Recorded data
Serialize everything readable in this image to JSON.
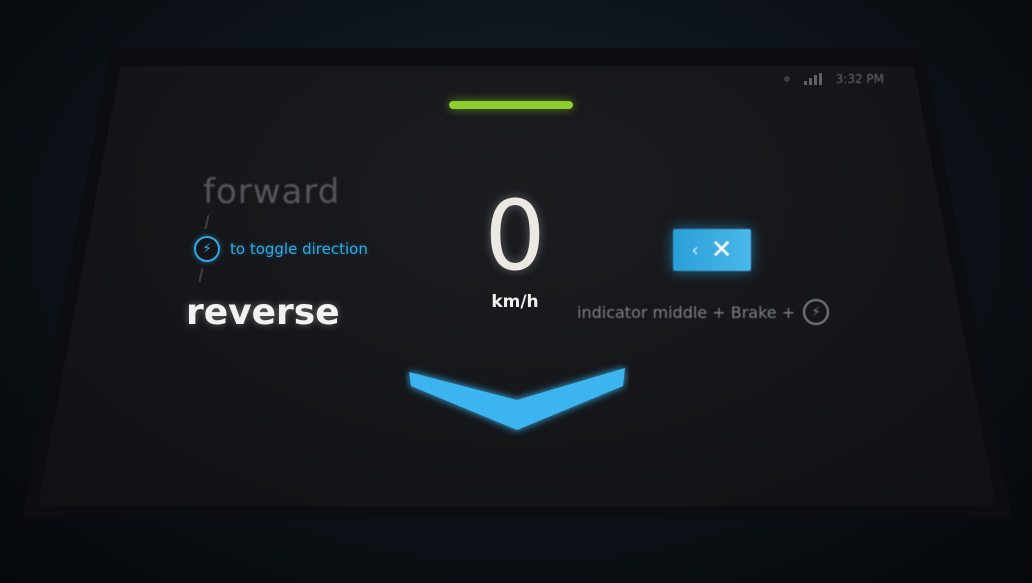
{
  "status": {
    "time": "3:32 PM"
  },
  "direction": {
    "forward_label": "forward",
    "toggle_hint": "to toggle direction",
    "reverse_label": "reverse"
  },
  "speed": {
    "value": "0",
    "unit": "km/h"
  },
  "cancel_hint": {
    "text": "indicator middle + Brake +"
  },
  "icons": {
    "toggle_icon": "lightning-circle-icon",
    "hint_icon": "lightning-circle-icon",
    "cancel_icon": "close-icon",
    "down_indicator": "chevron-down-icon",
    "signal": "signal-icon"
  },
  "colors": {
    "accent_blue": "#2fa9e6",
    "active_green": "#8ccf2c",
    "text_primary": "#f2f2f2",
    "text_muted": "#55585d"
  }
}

---

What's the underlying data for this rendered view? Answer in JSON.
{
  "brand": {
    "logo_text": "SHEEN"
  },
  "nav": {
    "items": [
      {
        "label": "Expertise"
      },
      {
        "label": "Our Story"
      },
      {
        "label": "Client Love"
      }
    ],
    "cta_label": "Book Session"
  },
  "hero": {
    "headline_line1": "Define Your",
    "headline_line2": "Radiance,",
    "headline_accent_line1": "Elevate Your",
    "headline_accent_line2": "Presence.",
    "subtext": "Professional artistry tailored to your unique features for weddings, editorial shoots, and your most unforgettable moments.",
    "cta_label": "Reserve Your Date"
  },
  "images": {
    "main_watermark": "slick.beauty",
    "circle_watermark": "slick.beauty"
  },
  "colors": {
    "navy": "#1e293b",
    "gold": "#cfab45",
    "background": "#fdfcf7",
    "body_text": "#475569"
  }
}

_Problem to work on_: Pick out every line holding the string "lightning" and return it.

_Answer to the exercise_:
    "toggle_icon": "lightning-circle-icon",
    "hint_icon": "lightning-circle-icon",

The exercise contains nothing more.